WRITTEN REQUEST: Reproduce each record below exactly as written.

Data records:
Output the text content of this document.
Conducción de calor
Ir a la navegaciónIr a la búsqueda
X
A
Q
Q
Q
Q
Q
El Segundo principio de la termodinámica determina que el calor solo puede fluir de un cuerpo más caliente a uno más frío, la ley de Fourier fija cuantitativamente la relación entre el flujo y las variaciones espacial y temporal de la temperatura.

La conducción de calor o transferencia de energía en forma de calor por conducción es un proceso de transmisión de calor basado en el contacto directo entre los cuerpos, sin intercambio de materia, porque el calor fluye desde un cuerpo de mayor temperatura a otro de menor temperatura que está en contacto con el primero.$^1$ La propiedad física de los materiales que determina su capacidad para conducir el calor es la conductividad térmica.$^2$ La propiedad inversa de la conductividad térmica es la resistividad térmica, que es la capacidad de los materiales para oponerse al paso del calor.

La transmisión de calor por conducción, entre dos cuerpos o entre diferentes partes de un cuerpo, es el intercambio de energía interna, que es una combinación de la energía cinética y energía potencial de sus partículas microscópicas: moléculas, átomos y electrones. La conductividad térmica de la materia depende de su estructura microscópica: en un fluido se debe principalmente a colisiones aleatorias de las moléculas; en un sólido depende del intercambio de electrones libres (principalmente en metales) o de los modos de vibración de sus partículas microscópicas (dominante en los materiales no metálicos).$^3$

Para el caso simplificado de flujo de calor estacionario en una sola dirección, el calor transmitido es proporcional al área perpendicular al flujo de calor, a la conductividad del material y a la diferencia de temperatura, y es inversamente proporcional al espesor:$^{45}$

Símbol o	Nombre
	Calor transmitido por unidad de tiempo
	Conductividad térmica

REPLY:
Output the text content of this document.
Conducción de calor
Ir a la navegaciónIr a la búsqueda
X
A
Q
Q
Q
Q
Q
El Segundo principio de la termodinámica determina que el calor solo puede fluir de un cuerpo más caliente a uno más frío, la ley de Fourier fija cuantitativamente la relación entre el flujo y las variaciones espacial y temporal de la temperatura.

La conducción de calor o transferencia de energía en forma de calor por conducción es un proceso de transmisión de calor basado en el contacto directo entre los cuerpos, sin intercambio de materia, porque el calor fluye desde un cuerpo de mayor temperatura a otro de menor temperatura que está en contacto con el primero.$^1$ La propiedad física de los materiales que determina su capacidad para conducir el calor es la conductividad térmica.$^2$ La propiedad inversa de la conductividad térmica es la resistividad térmica, que es la capacidad de los materiales para oponerse al paso del calor.

La transmisión de calor por conducción, entre dos cuerpos o entre diferentes partes de un cuerpo, es el intercambio de energía interna, que es una combinación de la energía cinética y energía potencial de sus partículas microscópicas: moléculas, átomos y electrones. La conductividad térmica de la materia depende de su estructura microscópica: en un fluido se debe principalmente a colisiones aleatorias de las moléculas; en un sólido depende del intercambio de electrones libres (principalmente en metales) o de los modos de vibración de sus partículas microscópicas (dominante en los materiales no metálicos).$^3$

Para el caso simplificado de flujo de calor estacionario en una sola dirección, el calor transmitido es proporcional al área perpendicular al flujo de calor, a la conductividad del material y a la diferencia de temperatura, y es inversamente proporcional al espesor:$^{45}$

Símbol o	Nombre
	Calor transmitido por unidad de tiempo
	Conductividad térmica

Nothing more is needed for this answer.